[Required work]:
From the entries below, list each line with "제주에서".

[Data supplied]:

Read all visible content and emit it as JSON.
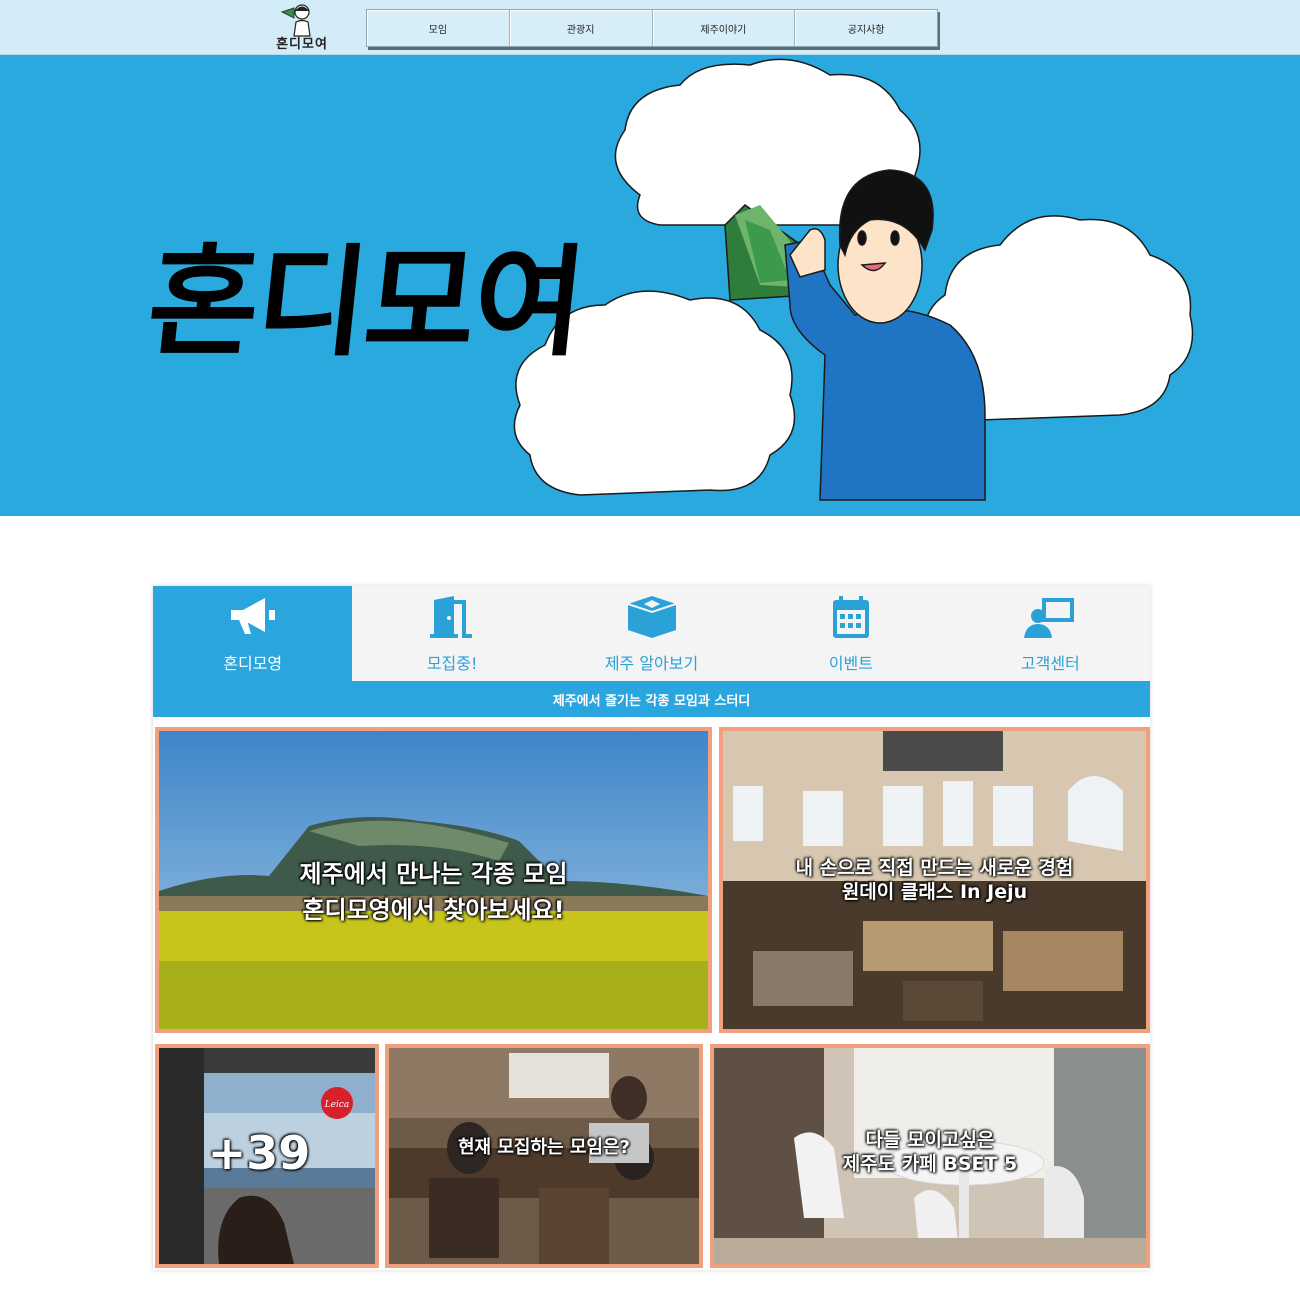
{
  "header": {
    "logo_text": "혼디모여",
    "nav": [
      "모임",
      "관광지",
      "제주이야기",
      "공지사항"
    ]
  },
  "hero": {
    "title": "혼디모여"
  },
  "tabs": [
    {
      "label": "혼디모영",
      "icon": "megaphone-icon",
      "active": true
    },
    {
      "label": "모집중!",
      "icon": "door-icon",
      "active": false
    },
    {
      "label": "제주 알아보기",
      "icon": "box-icon",
      "active": false
    },
    {
      "label": "이벤트",
      "icon": "calendar-icon",
      "active": false
    },
    {
      "label": "고객센터",
      "icon": "support-icon",
      "active": false
    }
  ],
  "subtitle": "제주에서 즐기는 각종 모임과 스터디",
  "cards": {
    "c1": {
      "line1": "제주에서 만나는 각종 모임",
      "line2": "혼디모영에서 찾아보세요!"
    },
    "c2": {
      "line1": "내 손으로 직접 만드는 새로운 경험",
      "line2": "원데이 클래스 In Jeju"
    },
    "c3": {
      "count": "+39",
      "sign": "Leica"
    },
    "c4": {
      "line1": "현재 모집하는 모임은?"
    },
    "c5": {
      "line1": "다들 모이고싶은",
      "line2": "제주도 카페 BSET 5"
    }
  },
  "colors": {
    "accent": "#2ba5de",
    "hero_bg": "#2aa9df",
    "card_border": "#f1a07f",
    "topbar": "#d4ecf8"
  }
}
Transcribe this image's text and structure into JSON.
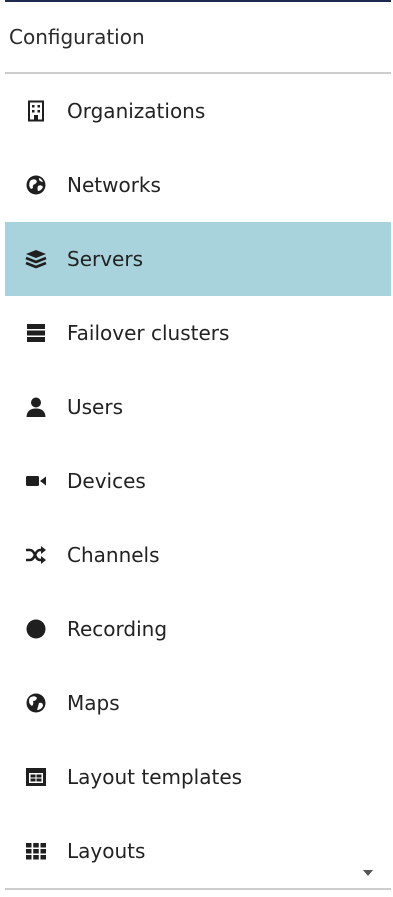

[Solved problem]:
  "subtitle": "제주에서 즐기는 각종 모임과 스터디",
      "line1": "제주에서 만나는 각종 모임",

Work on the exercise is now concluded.